§ **REQUIREMENTS**
In the text below on the plight of civilians, what is the title of the second Human Rights Watch report?

The Plight of the Civilians


Total intolerance of any sort of criticism is a hallmark of the LTTE, a characteristic which made the Tiger Way. Vellupillai Pirapaharan regarded any criticism of his words and deeds as an impediment to the realisation of the goal of Eelam, even when such criticism emanated from those who were committed to the same goal and were fighting for it. In the end, the Tiger, through its excesses became an impediment not just to the wellbeing of Tamils but even to the realisation of the Eelam objective itself. Criticising one’s own side for its mistakes early in the day is the best way to make sure that those stray incidents do not grow into a pattern, a tendency, a habit. When you do not draw the line, you not only end up by debasing yourself but also by antagonising friends and giving the enemy ammunition to be used against you.

Two reports by the Human Rights Watch highlight the plight of civilian Tamils in the conflict zone, caught between a brutal LTTE and a ruthless administration. In the first report, the HRW has exposed (yet again) the barbaric practices of the Tigers, particularly the exacerbation in child conscription in the recent months. In the second report the HRW has detailed the human suffering caused by government policies such as the internment of civilians fleeing into cleared areas and the expulsion of humanitarian organisations. Logically the HRW’s unsparing (and continuous) criticism of the LTTE should suffice to save it from the charge of pro-Tigerism but logic, sadly, has no place in the regime’s mental universe. Therefore the government is likely to respond to the second report ‘Besieged, Displaced and Detained: The Plight of Civilians in Sri Lanka’s Vanni Region’ not by rethinking its extremist policies but by getting its propagandists to accuse the HRW of being Tiger-friendly.

§ **RECORDED INFORMATION**

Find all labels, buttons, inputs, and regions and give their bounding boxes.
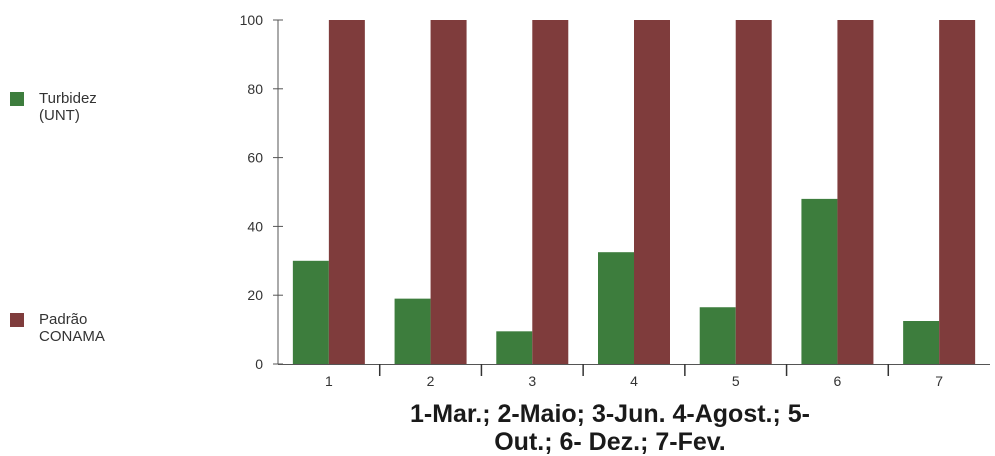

§ **ANSWER**
Besieged, Displaced and Detained: The Plight of Civilians in Sri Lanka's Vanni Region